**STATED TASK**
Read the records below. Copy each line where the string "Kopf" occurs.

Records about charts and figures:
::::::::

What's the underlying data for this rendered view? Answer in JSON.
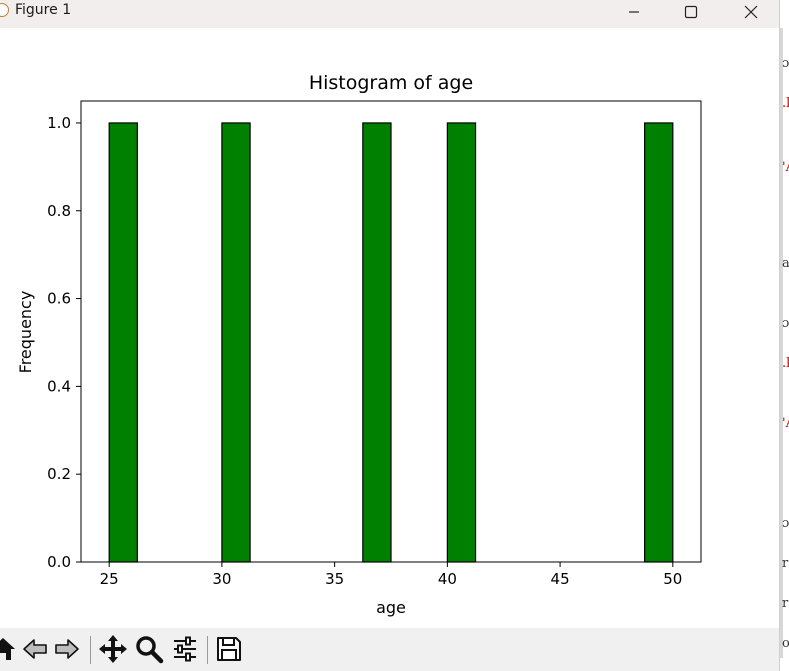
{
  "window": {
    "title": "Figure 1"
  },
  "chart_data": {
    "type": "bar",
    "title": "Histogram of age",
    "xlabel": "age",
    "ylabel": "Frequency",
    "bins": [
      {
        "x0": 25.0,
        "x1": 26.25,
        "count": 1
      },
      {
        "x0": 30.0,
        "x1": 31.25,
        "count": 1
      },
      {
        "x0": 36.25,
        "x1": 37.5,
        "count": 1
      },
      {
        "x0": 40.0,
        "x1": 41.25,
        "count": 1
      },
      {
        "x0": 48.75,
        "x1": 50.0,
        "count": 1
      }
    ],
    "bar_color": "#008000",
    "edge_color": "#000000",
    "xlim": [
      23.75,
      51.25
    ],
    "ylim": [
      0,
      1.05
    ],
    "xticks": [
      25,
      30,
      35,
      40,
      45,
      50
    ],
    "yticks": [
      0.0,
      0.2,
      0.4,
      0.6,
      0.8,
      1.0
    ],
    "xtick_labels": [
      "25",
      "30",
      "35",
      "40",
      "45",
      "50"
    ],
    "ytick_labels": [
      "0.0",
      "0.2",
      "0.4",
      "0.6",
      "0.8",
      "1.0"
    ],
    "grid": false,
    "legend": "none"
  },
  "toolbar": {
    "buttons": [
      "home-icon",
      "back-icon",
      "forward-icon",
      "pan-icon",
      "zoom-icon",
      "configure-subplots-icon",
      "save-icon"
    ]
  }
}
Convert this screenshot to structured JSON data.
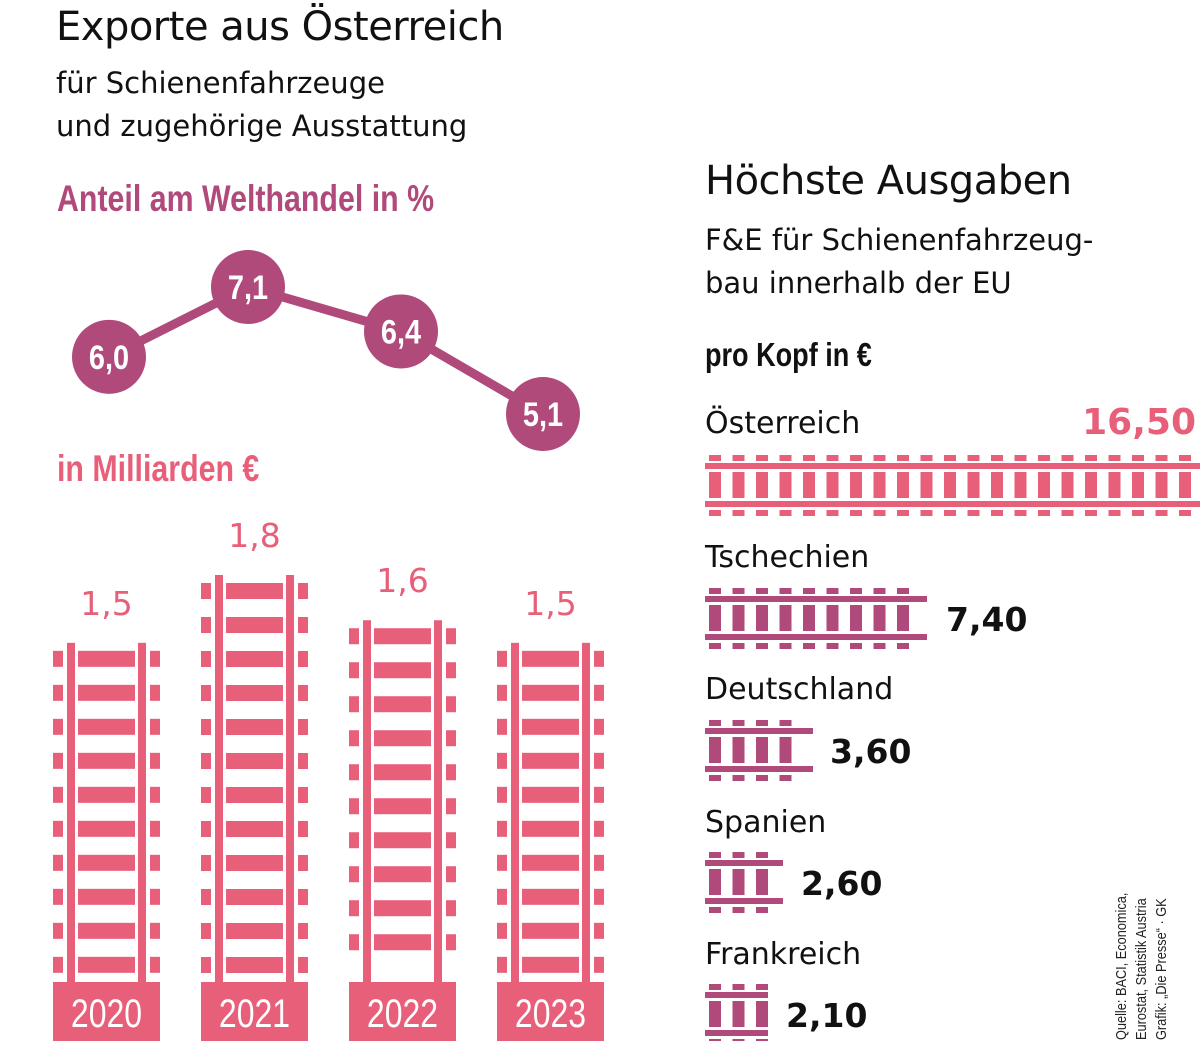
{
  "colors": {
    "pink": "#e85f7a",
    "plum": "#b04a7a",
    "text": "#111111"
  },
  "left": {
    "title": "Exporte aus Österreich",
    "subtitle_line1": "für Schienenfahrzeuge",
    "subtitle_line2": "und zugehörige Ausstattung",
    "share_label": "Anteil am Welthandel in %",
    "value_label": "in Milliarden €"
  },
  "right": {
    "title": "Höchste Ausgaben",
    "subtitle_line1": "F&E für Schienenfahrzeug-",
    "subtitle_line2": "bau innerhalb der EU",
    "unit_label": "pro Kopf in €"
  },
  "source": {
    "line1": "Quelle: BACI, Economica,",
    "line2": "Eurostat, Statistik Austria",
    "line3": "Grafik: „Die Presse“ · GK"
  },
  "chart_data": [
    {
      "type": "line",
      "title": "Anteil am Welthandel in %",
      "x": [
        "2020",
        "2021",
        "2022",
        "2023"
      ],
      "values": [
        6.0,
        7.1,
        6.4,
        5.1
      ],
      "labels": [
        "6,0",
        "7,1",
        "6,4",
        "5,1"
      ]
    },
    {
      "type": "bar",
      "title": "in Milliarden €",
      "categories": [
        "2020",
        "2021",
        "2022",
        "2023"
      ],
      "values": [
        1.5,
        1.8,
        1.6,
        1.5
      ],
      "labels": [
        "1,5",
        "1,8",
        "1,6",
        "1,5"
      ]
    },
    {
      "type": "bar",
      "orientation": "horizontal",
      "title": "Höchste Ausgaben",
      "subtitle": "F&E für Schienenfahrzeugbau innerhalb der EU",
      "unit": "pro Kopf in €",
      "categories": [
        "Österreich",
        "Tschechien",
        "Deutschland",
        "Spanien",
        "Frankreich"
      ],
      "values": [
        16.5,
        7.4,
        3.6,
        2.6,
        2.1
      ],
      "labels": [
        "16,50",
        "7,40",
        "3,60",
        "2,60",
        "2,10"
      ]
    }
  ]
}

::::::::

**WRITTEN RESPONSE**
    "unit_label": "pro Kopf in €"
      "unit": "pro Kopf in €",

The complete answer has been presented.